* Task to complete
Reproduce the entries below in full, word for word.

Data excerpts
►

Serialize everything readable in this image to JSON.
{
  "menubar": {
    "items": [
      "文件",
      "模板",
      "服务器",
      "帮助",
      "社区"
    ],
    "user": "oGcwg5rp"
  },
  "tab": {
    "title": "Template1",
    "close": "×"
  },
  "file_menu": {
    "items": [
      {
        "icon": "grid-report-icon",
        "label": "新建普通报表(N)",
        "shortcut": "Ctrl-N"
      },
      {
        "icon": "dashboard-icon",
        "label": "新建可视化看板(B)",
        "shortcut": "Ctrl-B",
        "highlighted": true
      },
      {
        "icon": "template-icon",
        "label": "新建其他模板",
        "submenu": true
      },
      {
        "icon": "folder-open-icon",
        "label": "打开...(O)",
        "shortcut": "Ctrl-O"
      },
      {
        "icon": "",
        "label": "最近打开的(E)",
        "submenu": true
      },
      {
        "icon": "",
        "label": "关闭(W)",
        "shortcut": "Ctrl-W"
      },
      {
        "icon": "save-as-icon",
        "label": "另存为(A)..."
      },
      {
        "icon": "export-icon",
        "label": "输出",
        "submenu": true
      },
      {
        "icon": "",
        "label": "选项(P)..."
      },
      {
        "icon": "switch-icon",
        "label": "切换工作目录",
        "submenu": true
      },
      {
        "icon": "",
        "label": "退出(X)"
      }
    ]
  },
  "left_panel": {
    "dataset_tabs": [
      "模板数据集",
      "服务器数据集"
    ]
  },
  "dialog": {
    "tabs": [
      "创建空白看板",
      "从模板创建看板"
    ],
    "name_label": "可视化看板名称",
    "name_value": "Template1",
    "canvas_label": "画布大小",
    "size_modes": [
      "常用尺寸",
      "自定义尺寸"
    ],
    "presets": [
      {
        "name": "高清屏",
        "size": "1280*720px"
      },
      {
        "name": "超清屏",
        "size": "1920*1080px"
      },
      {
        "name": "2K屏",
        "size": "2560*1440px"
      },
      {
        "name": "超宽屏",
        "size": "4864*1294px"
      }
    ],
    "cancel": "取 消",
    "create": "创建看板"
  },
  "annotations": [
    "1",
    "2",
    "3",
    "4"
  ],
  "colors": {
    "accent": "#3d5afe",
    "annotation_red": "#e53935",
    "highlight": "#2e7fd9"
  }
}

◄

* Finished exercise
Serialize everything readable in this image to JSON.
{
  "menubar": {
    "items": [
      "文件",
      "模板",
      "服务器",
      "帮助",
      "社区"
    ],
    "user": "oGcwg5rp"
  },
  "tab": {
    "title": "Template1",
    "close": "×"
  },
  "file_menu": {
    "items": [
      {
        "icon": "grid-report-icon",
        "label": "新建普通报表(N)",
        "shortcut": "Ctrl-N"
      },
      {
        "icon": "dashboard-icon",
        "label": "新建可视化看板(B)",
        "shortcut": "Ctrl-B",
        "highlighted": true
      },
      {
        "icon": "template-icon",
        "label": "新建其他模板",
        "submenu": true
      },
      {
        "icon": "folder-open-icon",
        "label": "打开...(O)",
        "shortcut": "Ctrl-O"
      },
      {
        "icon": "",
        "label": "最近打开的(E)",
        "submenu": true
      },
      {
        "icon": "",
        "label": "关闭(W)",
        "shortcut": "Ctrl-W"
      },
      {
        "icon": "save-as-icon",
        "label": "另存为(A)..."
      },
      {
        "icon": "export-icon",
        "label": "输出",
        "submenu": true
      },
      {
        "icon": "",
        "label": "选项(P)..."
      },
      {
        "icon": "switch-icon",
        "label": "切换工作目录",
        "submenu": true
      },
      {
        "icon": "",
        "label": "退出(X)"
      }
    ]
  },
  "left_panel": {
    "dataset_tabs": [
      "模板数据集",
      "服务器数据集"
    ]
  },
  "dialog": {
    "tabs": [
      "创建空白看板",
      "从模板创建看板"
    ],
    "name_label": "可视化看板名称",
    "name_value": "Template1",
    "canvas_label": "画布大小",
    "size_modes": [
      "常用尺寸",
      "自定义尺寸"
    ],
    "presets": [
      {
        "name": "高清屏",
        "size": "1280*720px"
      },
      {
        "name": "超清屏",
        "size": "1920*1080px"
      },
      {
        "name": "2K屏",
        "size": "2560*1440px"
      },
      {
        "name": "超宽屏",
        "size": "4864*1294px"
      }
    ],
    "cancel": "取 消",
    "create": "创建看板"
  },
  "annotations": [
    "1",
    "2",
    "3",
    "4"
  ],
  "colors": {
    "accent": "#3d5afe",
    "annotation_red": "#e53935",
    "highlight": "#2e7fd9"
  }
}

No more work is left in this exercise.